Dataset entries
--

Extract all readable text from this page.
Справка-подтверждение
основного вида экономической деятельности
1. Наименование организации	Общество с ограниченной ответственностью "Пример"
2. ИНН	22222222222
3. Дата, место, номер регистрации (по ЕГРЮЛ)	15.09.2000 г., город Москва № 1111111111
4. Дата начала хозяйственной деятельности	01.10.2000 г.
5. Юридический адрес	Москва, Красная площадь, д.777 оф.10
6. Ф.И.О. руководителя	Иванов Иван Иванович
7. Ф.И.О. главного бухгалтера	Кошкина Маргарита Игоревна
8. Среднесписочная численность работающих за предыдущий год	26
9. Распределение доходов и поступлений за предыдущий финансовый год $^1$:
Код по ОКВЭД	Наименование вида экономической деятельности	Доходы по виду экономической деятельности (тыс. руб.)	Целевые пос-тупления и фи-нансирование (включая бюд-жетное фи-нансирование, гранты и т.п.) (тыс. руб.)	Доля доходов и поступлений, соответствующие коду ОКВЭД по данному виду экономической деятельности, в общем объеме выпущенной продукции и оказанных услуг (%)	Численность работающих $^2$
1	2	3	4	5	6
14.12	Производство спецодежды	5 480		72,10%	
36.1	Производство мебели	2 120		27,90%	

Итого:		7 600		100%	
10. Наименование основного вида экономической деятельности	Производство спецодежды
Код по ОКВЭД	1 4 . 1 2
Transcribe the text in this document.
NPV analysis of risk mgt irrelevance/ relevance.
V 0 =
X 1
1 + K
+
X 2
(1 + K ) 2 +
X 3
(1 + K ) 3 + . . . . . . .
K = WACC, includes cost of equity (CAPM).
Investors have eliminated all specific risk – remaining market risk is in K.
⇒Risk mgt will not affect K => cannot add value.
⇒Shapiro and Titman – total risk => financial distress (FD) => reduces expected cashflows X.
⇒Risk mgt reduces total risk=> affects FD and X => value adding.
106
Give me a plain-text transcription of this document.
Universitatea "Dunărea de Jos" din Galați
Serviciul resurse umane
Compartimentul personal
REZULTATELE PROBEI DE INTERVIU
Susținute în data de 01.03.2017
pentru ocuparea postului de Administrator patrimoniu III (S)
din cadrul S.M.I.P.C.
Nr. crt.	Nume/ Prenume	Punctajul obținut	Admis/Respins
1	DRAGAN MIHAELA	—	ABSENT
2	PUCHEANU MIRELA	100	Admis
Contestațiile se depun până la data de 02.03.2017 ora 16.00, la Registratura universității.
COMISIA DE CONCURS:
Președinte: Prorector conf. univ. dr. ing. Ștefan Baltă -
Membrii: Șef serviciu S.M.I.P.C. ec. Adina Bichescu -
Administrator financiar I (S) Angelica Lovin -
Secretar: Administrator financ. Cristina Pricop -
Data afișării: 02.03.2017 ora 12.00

--

● **GIVEN EXERCISE**
In the records above, find each line that holds the word "спецодежды"; copy all such lines.

● **REPLY TO THE TASK**
14.12	Производство спецодежды	5 480		72,10%	
10. Наименование основного вида экономической деятельности	Производство спецодежды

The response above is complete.